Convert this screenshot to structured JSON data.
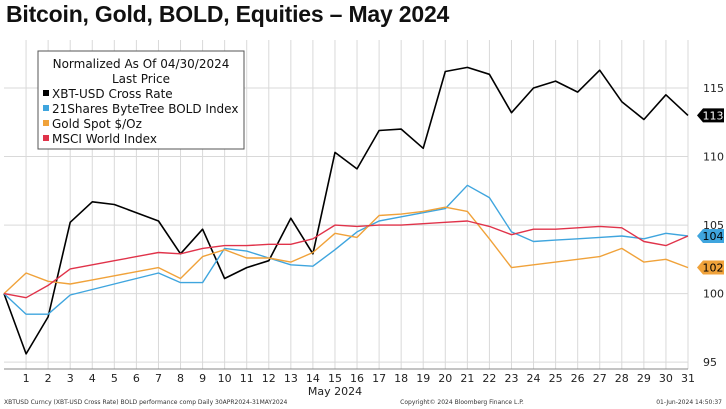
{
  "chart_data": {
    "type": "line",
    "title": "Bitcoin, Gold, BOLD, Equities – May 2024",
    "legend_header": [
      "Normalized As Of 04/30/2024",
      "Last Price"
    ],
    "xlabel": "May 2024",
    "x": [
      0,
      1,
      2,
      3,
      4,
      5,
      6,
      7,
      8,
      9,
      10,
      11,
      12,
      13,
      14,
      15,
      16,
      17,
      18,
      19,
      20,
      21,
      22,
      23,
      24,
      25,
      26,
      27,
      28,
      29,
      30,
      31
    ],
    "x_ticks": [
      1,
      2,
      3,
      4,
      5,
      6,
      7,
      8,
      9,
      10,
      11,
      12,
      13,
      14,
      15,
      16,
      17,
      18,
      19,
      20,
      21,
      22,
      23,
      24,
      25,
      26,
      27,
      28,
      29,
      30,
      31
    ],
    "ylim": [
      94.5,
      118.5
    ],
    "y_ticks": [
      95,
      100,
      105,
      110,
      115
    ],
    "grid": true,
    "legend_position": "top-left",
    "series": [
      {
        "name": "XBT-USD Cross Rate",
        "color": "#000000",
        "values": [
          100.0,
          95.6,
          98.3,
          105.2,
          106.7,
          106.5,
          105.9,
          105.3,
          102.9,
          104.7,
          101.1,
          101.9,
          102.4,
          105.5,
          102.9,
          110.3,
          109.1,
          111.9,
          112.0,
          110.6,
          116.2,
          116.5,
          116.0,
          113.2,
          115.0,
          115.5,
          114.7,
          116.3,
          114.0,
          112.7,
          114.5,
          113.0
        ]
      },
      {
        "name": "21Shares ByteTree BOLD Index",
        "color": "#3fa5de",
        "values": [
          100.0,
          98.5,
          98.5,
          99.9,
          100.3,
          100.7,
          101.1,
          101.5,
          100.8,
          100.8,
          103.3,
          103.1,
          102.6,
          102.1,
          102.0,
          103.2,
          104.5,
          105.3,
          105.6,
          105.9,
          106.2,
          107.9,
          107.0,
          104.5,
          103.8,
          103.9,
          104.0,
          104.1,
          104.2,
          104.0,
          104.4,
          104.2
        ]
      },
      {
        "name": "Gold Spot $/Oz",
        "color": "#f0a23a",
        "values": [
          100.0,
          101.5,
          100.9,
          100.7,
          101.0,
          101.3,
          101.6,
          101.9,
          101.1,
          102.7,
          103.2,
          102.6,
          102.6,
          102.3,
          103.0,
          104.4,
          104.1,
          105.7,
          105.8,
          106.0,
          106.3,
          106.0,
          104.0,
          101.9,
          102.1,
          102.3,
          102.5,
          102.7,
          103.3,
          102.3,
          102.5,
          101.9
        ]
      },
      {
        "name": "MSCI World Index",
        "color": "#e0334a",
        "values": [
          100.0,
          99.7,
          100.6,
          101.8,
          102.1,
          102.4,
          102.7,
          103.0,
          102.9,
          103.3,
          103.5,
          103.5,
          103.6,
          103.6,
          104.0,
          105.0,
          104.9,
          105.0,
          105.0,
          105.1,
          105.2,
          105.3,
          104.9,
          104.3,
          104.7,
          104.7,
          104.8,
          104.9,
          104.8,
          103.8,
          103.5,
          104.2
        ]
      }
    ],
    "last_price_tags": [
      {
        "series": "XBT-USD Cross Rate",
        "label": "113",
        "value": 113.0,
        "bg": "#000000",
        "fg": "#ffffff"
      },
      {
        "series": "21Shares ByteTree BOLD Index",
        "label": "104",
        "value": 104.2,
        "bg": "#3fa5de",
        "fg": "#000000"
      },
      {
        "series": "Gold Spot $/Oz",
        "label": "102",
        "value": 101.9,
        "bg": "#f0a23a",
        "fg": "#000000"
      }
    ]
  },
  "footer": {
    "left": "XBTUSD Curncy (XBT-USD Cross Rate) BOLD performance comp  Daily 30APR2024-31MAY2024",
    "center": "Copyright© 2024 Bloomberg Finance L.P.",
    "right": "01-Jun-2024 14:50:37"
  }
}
--*--
GIVEN EXERCISE:
Read through the data and copy every line where "Spot" shows up.

OUTPUT FOR THIS EXERCISE:
        "name": "Gold Spot $/Oz",
        "series": "Gold Spot $/Oz",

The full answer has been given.